Pick out the lines below with "than" and list them.
---*---
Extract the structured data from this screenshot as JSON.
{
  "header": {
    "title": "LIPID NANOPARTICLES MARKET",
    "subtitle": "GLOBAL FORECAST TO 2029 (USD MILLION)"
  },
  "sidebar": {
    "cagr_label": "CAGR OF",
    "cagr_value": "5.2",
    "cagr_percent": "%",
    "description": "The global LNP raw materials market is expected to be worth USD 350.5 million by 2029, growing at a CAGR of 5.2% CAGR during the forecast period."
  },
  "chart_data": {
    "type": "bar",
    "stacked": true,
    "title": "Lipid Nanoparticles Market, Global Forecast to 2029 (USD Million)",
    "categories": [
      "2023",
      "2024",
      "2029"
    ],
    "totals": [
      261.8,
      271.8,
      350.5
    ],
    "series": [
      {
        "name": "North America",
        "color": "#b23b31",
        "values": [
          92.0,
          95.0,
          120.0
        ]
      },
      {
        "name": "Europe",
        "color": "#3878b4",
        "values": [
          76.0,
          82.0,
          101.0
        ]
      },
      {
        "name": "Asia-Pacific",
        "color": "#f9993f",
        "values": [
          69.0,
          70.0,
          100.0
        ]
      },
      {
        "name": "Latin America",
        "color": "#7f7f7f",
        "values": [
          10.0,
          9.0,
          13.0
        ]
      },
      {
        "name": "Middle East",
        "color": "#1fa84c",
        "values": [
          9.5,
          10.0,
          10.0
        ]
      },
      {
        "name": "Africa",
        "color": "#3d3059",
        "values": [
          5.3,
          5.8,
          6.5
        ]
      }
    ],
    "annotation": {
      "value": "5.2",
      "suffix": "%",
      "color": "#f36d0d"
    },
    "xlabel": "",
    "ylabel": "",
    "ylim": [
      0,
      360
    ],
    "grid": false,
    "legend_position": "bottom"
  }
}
---*---
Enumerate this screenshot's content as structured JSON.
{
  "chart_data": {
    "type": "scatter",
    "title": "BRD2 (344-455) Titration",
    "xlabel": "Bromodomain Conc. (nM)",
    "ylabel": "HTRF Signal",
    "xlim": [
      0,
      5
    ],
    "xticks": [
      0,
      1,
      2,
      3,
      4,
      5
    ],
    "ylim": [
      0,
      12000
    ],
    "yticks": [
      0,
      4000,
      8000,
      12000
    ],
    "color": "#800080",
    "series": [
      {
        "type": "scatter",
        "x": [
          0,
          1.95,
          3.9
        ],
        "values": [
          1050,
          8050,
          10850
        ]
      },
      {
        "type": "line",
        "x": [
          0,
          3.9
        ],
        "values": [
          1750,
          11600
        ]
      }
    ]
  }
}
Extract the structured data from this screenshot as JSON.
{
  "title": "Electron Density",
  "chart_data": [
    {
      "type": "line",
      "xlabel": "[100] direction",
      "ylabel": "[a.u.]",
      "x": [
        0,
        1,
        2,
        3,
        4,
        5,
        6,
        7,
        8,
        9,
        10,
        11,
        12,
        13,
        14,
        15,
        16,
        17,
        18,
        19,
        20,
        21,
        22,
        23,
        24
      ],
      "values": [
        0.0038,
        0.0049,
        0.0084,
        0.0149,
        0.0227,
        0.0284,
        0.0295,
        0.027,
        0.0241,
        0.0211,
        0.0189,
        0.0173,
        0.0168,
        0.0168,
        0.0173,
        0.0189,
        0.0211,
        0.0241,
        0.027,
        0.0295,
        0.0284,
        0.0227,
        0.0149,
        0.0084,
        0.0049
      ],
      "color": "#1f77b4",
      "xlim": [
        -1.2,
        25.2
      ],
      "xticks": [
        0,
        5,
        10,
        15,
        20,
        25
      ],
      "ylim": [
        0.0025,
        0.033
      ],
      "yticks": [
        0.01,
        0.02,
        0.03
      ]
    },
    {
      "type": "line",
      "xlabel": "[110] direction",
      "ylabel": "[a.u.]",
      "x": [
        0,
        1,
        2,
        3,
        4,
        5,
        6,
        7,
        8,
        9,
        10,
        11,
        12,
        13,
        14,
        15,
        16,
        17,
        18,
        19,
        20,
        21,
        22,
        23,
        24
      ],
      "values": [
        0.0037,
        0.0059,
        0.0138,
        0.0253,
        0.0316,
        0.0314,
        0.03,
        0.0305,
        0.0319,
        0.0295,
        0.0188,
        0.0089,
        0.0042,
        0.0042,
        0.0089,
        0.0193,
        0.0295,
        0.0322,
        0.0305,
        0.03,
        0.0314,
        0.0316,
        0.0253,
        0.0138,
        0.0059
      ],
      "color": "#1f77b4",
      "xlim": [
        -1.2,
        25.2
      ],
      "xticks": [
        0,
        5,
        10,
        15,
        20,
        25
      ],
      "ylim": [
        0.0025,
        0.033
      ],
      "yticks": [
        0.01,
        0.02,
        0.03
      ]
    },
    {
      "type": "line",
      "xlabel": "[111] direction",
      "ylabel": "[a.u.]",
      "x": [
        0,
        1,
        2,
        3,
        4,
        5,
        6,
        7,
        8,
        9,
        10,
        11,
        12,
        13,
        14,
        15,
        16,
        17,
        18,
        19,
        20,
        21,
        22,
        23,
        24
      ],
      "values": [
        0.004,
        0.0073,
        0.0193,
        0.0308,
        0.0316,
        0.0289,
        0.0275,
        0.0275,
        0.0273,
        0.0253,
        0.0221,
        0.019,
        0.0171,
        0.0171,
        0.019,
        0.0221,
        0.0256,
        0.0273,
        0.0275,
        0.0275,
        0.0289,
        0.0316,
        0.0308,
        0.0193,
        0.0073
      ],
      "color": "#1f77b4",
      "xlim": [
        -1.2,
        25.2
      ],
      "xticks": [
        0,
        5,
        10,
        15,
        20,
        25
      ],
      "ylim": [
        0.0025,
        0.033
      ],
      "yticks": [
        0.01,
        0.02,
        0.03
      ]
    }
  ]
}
---*---
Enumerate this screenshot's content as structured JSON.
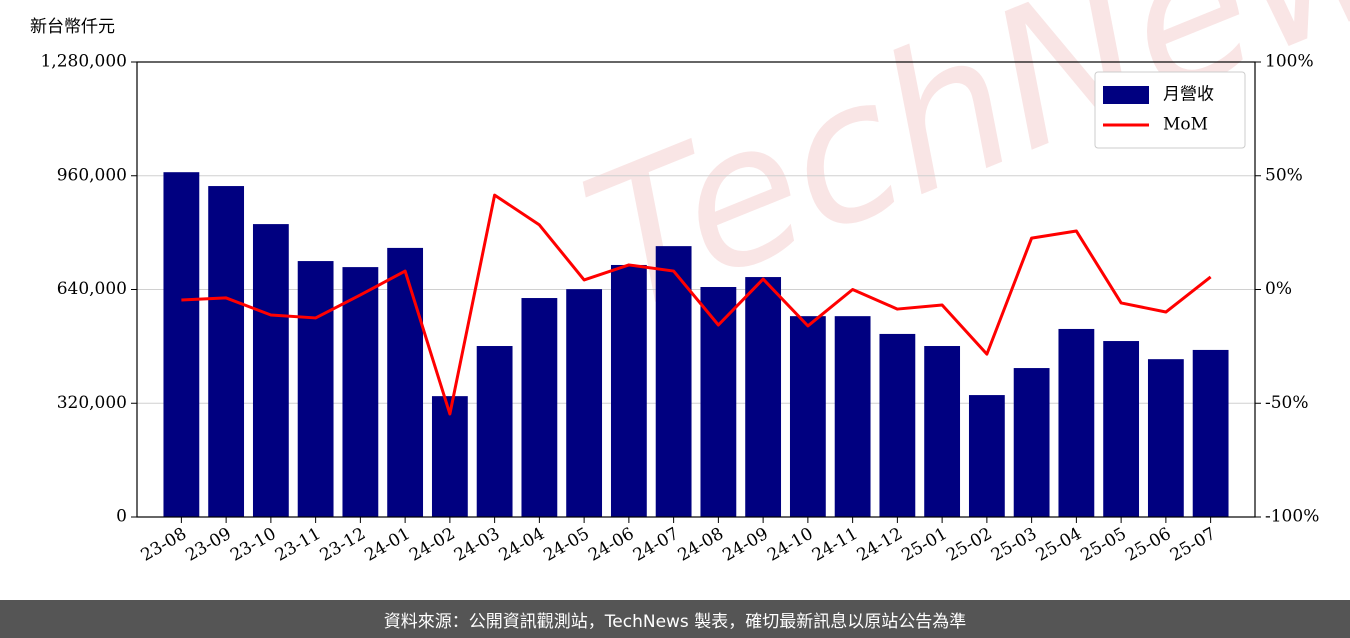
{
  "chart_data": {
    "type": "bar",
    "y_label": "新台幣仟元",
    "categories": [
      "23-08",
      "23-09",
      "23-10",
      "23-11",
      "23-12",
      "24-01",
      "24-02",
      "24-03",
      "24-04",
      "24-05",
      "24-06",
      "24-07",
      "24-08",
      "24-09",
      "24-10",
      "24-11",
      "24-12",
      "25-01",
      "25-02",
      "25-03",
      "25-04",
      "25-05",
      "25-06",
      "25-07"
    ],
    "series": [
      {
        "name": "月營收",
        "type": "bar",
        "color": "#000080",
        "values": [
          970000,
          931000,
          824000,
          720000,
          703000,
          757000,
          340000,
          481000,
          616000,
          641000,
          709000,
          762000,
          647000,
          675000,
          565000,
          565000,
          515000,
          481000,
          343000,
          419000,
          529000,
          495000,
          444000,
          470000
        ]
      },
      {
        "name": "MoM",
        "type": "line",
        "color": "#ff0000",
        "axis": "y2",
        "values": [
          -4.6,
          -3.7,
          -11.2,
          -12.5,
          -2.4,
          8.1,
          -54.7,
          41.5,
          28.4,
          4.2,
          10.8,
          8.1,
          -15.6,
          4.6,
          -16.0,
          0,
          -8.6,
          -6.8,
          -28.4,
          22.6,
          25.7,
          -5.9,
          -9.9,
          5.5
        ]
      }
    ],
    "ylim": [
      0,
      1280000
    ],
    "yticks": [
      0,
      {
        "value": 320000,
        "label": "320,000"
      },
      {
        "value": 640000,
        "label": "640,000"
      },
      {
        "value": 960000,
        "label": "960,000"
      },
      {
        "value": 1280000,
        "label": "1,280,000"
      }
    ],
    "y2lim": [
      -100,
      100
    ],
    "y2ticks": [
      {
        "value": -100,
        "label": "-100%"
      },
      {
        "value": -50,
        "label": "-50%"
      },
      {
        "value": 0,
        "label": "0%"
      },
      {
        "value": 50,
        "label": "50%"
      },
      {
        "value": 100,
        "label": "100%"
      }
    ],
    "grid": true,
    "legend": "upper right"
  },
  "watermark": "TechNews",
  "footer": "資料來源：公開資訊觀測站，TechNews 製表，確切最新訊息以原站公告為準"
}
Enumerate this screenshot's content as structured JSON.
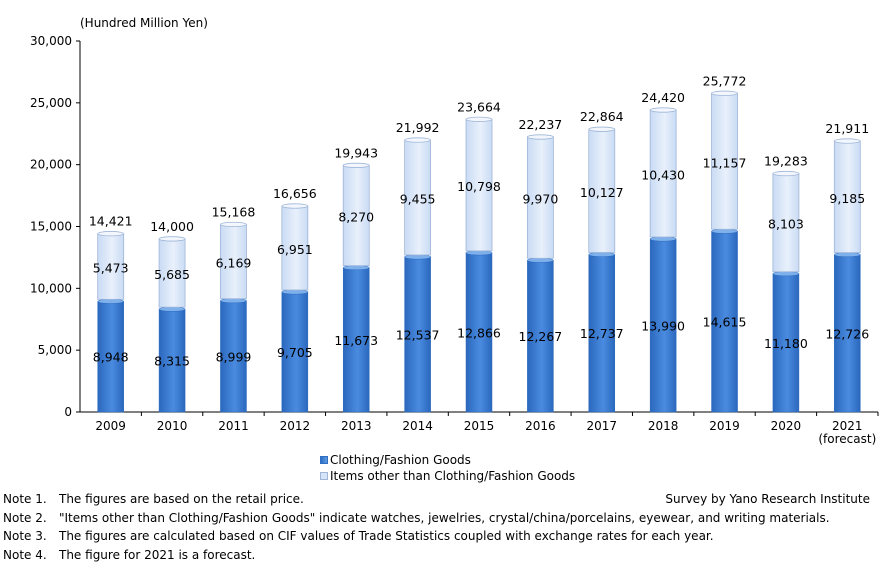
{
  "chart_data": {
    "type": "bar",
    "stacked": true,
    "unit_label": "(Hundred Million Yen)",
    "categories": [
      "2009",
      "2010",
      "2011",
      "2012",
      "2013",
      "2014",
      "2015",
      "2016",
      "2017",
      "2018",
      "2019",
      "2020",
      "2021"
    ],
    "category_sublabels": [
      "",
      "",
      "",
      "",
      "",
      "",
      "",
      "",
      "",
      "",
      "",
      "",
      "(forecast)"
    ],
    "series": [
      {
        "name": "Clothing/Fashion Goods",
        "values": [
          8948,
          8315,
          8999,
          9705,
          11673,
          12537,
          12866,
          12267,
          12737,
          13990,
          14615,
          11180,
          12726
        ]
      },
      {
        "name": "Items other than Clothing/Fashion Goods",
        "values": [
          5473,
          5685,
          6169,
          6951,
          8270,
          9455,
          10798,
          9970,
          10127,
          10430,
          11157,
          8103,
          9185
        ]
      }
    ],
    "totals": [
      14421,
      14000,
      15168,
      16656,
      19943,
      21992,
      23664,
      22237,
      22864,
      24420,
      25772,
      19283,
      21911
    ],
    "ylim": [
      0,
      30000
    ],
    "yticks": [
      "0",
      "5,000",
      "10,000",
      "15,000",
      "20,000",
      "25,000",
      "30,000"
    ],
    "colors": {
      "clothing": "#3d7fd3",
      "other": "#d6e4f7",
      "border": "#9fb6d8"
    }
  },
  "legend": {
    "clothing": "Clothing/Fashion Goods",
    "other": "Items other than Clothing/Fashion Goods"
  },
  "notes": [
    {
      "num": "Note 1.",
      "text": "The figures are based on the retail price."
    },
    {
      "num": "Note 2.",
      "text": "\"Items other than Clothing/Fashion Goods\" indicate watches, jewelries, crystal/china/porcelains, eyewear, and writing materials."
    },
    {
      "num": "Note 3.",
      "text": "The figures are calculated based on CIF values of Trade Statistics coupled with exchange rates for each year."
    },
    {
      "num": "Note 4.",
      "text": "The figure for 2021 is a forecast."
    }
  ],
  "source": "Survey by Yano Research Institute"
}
---*---
• Task response:
        "name": "Items other than Clothing/Fashion Goods",
    "other": "Items other than Clothing/Fashion Goods"
      "text": "\"Items other than Clothing/Fashion Goods\" indicate watches, jewelries, crystal/china/porcelains, eyewear, and writing materials."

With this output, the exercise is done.